=== SET EXERCISE ===
In the data below, find every line that has the string "Temas", and copy it.
* * * * *
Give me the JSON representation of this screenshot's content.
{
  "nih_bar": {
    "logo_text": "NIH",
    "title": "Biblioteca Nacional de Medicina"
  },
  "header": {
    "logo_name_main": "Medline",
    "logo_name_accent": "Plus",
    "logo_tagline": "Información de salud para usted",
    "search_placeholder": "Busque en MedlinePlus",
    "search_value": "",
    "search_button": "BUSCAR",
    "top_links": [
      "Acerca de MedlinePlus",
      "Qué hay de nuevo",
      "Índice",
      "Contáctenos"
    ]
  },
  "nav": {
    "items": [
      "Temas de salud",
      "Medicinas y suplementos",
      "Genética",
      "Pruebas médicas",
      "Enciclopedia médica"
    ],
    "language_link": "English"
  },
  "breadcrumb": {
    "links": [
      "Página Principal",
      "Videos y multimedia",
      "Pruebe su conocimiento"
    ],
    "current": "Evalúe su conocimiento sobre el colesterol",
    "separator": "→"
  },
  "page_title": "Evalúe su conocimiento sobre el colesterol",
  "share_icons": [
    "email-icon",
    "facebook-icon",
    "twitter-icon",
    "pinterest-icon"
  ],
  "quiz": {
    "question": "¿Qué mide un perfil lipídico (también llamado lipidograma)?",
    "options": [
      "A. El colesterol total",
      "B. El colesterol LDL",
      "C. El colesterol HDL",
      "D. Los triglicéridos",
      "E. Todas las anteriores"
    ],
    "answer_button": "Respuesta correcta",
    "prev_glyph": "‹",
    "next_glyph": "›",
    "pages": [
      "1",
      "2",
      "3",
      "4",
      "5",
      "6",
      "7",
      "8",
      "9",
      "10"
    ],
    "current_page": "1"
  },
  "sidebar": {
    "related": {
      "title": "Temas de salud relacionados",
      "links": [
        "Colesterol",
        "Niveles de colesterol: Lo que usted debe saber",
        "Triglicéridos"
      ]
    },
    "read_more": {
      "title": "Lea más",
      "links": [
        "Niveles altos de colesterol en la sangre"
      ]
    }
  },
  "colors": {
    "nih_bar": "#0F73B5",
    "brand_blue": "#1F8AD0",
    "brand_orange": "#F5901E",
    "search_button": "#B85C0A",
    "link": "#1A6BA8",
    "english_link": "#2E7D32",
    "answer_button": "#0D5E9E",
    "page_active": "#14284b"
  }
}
* * * * *
=== TASK OUTPUT ===
      "Temas de salud",
      "title": "Temas de salud relacionados",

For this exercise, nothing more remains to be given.